*Written instruction*
Work out how many lines of the records hold the string "expression", and reply with that number alone.

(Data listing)
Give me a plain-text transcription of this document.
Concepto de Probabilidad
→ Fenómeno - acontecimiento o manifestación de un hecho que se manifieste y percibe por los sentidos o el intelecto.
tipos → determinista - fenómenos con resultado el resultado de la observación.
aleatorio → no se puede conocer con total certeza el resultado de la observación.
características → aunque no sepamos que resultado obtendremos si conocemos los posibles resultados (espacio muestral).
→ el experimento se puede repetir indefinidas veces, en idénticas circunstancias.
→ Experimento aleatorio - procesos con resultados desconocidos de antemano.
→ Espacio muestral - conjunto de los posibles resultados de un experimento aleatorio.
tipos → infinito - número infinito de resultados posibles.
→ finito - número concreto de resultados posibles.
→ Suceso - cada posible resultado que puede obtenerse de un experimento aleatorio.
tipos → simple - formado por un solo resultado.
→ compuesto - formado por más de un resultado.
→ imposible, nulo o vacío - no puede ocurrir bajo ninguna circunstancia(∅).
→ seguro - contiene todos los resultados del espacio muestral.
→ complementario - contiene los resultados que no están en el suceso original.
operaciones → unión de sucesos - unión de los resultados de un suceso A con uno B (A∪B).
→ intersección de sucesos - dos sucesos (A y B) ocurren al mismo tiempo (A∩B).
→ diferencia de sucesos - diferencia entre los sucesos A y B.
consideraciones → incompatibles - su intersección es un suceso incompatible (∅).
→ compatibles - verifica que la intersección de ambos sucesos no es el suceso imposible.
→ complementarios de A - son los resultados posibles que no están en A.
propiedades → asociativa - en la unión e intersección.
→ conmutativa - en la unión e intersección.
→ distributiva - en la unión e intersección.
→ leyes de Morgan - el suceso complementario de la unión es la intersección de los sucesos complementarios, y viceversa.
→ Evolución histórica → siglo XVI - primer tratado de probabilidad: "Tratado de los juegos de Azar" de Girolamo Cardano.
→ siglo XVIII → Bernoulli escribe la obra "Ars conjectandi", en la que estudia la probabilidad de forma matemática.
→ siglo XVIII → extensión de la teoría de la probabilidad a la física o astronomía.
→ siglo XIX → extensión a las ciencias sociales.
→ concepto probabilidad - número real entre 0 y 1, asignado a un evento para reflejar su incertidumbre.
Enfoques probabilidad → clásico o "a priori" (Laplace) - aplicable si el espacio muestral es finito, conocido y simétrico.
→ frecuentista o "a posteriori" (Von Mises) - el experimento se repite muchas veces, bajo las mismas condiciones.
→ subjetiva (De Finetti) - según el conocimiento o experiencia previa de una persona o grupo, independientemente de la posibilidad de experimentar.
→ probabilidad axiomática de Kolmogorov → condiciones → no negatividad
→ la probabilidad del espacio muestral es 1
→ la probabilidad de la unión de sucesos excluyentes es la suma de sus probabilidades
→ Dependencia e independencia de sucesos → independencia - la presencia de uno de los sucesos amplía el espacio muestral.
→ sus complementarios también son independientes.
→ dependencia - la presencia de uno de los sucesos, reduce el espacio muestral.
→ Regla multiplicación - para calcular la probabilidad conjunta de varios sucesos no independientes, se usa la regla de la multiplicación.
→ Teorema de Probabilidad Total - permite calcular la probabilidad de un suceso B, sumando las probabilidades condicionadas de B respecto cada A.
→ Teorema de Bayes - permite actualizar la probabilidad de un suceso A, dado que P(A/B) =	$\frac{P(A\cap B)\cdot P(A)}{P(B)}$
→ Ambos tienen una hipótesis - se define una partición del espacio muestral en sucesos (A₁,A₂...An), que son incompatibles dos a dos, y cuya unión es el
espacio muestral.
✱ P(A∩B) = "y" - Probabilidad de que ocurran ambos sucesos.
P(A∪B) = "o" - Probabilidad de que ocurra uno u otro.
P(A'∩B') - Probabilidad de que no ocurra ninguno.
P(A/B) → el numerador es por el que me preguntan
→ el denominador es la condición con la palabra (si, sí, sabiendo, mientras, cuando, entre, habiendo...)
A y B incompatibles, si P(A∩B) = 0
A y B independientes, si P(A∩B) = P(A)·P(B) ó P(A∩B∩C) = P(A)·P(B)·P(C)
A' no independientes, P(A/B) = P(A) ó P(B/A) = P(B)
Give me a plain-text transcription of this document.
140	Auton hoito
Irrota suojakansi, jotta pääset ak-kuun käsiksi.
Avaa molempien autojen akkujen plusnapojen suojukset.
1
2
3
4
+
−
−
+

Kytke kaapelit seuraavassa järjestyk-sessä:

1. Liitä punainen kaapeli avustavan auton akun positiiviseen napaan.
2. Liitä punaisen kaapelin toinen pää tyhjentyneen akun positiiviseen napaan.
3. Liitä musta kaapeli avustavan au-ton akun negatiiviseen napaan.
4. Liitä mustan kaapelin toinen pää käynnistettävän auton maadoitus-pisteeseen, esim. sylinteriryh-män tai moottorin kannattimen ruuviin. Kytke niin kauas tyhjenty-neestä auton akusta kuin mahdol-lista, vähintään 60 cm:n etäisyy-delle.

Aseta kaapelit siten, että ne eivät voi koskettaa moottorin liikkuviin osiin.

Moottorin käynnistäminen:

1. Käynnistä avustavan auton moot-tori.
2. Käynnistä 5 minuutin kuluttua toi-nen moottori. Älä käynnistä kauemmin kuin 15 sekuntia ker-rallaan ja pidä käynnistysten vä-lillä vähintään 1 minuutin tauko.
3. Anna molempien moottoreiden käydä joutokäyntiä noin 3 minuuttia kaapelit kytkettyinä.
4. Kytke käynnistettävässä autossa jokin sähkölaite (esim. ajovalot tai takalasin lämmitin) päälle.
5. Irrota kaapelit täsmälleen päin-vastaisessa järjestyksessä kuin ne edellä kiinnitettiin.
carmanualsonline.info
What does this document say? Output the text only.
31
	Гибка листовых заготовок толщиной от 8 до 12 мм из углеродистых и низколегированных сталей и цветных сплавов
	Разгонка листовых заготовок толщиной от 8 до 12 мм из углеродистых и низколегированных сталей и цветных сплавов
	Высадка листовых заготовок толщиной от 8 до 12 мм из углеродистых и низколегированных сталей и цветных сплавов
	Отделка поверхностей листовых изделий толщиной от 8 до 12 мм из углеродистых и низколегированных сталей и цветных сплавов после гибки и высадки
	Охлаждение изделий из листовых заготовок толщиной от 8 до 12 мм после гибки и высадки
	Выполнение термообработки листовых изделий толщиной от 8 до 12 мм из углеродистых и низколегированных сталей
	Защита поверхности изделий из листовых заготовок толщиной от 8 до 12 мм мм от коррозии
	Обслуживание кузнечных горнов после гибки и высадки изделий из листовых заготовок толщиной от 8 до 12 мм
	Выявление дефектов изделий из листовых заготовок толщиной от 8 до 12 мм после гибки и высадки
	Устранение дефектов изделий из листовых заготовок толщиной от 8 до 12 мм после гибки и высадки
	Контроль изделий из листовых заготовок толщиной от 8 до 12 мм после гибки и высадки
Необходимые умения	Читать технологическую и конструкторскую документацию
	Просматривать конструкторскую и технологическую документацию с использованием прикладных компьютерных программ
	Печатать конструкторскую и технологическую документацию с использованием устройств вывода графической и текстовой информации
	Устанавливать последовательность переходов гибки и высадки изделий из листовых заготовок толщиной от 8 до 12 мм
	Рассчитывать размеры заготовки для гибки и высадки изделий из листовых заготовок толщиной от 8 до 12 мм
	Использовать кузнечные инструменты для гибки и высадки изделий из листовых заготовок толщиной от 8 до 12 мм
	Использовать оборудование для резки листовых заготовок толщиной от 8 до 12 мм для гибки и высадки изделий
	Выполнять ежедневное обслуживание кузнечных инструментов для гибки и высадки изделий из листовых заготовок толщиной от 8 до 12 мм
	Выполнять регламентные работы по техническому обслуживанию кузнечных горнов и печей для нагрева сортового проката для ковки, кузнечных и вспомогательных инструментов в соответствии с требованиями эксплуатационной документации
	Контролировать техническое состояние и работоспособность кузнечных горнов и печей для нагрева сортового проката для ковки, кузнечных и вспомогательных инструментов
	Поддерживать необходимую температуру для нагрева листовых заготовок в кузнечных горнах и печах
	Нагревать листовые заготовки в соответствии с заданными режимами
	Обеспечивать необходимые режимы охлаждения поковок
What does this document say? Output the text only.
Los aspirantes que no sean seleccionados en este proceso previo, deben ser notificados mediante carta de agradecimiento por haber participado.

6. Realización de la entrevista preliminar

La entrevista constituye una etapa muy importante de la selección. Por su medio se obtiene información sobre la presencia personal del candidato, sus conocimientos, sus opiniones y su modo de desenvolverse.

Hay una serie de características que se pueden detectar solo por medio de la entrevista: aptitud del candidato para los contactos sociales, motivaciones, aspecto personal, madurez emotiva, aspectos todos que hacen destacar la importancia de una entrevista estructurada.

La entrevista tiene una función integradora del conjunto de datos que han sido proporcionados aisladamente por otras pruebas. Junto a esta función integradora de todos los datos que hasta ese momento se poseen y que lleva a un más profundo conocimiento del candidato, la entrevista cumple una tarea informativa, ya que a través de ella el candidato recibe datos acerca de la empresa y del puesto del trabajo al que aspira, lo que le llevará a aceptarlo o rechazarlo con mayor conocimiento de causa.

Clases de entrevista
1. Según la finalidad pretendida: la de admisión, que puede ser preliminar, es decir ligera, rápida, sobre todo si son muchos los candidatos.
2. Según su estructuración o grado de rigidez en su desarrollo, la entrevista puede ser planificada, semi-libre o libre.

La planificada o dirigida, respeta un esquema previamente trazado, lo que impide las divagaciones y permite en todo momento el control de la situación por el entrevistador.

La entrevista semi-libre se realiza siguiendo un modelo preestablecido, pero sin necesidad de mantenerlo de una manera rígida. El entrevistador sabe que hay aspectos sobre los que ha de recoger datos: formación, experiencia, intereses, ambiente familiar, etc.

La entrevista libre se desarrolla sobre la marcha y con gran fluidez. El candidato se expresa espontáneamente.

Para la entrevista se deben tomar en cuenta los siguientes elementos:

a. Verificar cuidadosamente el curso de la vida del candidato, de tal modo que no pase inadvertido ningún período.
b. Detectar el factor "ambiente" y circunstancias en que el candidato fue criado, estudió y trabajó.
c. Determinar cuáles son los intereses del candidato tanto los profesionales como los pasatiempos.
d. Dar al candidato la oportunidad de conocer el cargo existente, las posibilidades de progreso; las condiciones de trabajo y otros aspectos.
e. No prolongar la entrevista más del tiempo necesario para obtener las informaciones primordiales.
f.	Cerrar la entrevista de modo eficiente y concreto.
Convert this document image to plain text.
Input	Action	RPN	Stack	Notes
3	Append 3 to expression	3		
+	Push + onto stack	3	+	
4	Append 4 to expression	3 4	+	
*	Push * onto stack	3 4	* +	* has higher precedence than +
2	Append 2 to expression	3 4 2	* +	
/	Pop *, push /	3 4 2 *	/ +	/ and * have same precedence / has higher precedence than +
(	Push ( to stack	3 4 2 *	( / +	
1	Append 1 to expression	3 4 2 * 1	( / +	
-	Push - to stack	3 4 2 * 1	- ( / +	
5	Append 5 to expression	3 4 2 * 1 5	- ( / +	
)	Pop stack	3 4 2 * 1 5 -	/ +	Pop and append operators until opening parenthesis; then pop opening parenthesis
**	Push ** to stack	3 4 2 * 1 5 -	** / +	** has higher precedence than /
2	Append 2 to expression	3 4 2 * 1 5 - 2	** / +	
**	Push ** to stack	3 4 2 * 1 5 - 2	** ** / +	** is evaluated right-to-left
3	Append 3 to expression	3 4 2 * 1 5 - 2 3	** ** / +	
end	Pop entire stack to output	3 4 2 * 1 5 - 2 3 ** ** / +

*Full answer*
7